### ENTRIES SHOWN
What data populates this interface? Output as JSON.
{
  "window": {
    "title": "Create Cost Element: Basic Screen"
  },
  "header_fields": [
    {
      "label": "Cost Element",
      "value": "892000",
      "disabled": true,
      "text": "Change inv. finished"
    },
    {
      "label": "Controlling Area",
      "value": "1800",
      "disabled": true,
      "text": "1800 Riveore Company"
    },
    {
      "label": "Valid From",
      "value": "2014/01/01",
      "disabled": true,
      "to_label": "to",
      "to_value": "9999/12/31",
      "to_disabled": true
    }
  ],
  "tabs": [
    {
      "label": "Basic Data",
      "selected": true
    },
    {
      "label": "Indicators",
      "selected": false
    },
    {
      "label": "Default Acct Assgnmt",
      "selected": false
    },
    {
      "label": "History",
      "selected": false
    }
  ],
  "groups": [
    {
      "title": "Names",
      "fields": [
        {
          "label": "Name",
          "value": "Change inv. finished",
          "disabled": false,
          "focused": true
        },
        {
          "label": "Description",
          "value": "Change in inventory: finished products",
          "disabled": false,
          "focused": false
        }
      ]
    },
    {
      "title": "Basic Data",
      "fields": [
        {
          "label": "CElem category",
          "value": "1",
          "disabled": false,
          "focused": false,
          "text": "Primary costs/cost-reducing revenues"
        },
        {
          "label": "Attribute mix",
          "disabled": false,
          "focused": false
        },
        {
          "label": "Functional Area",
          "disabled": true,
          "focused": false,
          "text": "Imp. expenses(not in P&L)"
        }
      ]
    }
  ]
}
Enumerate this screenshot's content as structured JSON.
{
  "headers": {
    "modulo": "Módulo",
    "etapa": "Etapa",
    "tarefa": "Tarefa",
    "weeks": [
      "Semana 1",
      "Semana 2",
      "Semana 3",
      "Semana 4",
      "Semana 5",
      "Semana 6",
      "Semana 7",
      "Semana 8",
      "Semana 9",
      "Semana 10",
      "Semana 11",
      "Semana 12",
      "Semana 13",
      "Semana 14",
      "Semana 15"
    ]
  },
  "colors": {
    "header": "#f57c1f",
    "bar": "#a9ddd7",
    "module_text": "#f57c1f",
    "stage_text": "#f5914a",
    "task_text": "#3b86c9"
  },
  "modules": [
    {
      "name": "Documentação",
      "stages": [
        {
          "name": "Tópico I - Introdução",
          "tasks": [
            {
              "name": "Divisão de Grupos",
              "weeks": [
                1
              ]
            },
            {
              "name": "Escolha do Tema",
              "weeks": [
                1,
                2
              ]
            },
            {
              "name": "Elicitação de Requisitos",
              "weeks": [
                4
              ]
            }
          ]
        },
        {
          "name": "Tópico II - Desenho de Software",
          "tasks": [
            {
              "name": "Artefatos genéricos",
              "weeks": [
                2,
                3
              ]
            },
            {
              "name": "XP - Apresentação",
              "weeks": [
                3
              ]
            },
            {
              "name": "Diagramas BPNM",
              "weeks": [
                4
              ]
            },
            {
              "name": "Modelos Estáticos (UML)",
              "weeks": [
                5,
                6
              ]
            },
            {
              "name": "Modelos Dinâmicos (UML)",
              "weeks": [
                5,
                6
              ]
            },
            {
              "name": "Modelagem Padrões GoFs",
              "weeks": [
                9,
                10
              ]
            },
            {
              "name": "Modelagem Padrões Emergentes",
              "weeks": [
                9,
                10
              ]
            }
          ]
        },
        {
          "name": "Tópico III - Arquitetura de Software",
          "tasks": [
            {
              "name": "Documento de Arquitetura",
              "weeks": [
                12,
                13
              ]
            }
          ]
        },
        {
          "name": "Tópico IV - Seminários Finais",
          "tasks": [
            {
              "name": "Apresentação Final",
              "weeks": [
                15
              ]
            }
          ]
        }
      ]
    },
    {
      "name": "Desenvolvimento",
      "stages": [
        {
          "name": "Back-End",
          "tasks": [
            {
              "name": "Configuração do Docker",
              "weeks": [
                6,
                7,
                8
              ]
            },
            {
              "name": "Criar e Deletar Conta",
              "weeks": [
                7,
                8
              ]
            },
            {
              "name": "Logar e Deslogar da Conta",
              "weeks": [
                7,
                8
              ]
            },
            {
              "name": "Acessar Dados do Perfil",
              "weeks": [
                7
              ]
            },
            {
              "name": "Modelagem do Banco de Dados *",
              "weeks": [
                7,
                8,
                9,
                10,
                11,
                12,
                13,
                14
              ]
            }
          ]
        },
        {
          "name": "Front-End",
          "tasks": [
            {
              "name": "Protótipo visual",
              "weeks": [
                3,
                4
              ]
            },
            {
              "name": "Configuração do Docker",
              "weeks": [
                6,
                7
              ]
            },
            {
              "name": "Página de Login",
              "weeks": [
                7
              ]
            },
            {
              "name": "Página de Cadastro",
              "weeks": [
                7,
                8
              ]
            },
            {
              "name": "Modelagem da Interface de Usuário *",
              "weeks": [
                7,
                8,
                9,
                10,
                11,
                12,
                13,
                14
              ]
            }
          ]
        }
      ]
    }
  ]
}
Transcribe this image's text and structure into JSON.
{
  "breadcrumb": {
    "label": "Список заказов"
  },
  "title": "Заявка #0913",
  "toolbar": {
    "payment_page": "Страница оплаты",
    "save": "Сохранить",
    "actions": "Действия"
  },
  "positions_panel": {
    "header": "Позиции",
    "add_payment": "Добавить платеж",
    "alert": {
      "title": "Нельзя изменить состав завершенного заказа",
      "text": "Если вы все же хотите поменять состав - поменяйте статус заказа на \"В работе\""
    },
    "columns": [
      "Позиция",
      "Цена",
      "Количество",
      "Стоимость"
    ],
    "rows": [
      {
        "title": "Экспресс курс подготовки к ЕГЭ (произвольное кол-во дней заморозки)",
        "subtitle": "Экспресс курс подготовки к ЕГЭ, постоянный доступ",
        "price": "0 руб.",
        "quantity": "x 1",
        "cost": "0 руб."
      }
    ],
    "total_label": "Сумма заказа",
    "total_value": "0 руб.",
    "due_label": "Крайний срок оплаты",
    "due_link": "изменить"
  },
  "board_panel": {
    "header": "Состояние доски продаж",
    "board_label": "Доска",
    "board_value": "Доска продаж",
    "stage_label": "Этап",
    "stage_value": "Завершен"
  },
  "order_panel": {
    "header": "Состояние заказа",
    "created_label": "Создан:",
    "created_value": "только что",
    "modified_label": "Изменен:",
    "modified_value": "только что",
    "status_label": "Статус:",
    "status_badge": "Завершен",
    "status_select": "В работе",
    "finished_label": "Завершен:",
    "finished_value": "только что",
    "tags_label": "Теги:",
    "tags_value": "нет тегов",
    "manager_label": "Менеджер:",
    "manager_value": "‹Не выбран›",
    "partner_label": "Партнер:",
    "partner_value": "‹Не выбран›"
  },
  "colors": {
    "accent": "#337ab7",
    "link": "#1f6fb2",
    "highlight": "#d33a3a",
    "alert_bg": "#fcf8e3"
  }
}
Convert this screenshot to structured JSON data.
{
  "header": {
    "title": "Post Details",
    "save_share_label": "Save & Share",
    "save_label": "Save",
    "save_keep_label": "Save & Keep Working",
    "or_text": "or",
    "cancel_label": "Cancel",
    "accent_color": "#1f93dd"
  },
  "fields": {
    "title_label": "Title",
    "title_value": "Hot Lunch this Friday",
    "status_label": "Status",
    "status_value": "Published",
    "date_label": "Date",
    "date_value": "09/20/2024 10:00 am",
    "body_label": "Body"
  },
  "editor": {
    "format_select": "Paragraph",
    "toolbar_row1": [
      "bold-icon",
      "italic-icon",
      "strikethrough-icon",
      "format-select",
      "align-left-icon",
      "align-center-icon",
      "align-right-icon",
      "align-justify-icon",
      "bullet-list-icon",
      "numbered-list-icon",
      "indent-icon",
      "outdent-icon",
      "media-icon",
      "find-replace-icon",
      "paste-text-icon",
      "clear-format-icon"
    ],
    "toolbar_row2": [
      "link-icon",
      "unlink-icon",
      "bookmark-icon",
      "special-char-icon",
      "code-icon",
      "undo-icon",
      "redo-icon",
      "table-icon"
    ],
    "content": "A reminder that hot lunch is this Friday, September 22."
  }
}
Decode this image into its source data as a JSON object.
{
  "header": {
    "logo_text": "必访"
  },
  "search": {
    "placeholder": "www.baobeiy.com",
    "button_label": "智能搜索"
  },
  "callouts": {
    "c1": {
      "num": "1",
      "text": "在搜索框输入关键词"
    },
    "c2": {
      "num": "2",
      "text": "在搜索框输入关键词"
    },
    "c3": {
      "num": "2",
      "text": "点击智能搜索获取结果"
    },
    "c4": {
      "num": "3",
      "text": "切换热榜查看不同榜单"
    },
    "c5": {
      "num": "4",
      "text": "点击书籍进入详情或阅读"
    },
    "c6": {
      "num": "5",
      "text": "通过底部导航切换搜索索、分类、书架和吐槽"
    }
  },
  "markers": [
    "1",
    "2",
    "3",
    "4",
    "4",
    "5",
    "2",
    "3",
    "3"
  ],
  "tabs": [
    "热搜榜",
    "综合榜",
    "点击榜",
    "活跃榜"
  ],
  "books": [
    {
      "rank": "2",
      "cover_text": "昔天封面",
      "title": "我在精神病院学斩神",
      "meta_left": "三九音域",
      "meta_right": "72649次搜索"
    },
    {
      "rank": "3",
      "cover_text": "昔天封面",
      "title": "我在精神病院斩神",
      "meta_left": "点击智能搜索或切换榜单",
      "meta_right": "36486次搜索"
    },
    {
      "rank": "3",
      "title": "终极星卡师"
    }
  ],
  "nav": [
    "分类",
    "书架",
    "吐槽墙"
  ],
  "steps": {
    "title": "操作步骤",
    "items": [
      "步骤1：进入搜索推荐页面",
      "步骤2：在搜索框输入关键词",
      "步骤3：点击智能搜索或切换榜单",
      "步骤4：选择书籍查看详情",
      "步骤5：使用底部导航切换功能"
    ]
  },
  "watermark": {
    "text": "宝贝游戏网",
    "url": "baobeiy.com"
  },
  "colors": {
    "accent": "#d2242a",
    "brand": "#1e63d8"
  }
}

### EXERCISE REQUIREMENTS
Scan the lines above for "Tópico", then copy every one that has it.

### WRITTEN SOLUTION
          "name": "Tópico I - Introdução",
          "name": "Tópico II - Desenho de Software",
          "name": "Tópico III - Arquitetura de Software",
          "name": "Tópico IV - Seminários Finais",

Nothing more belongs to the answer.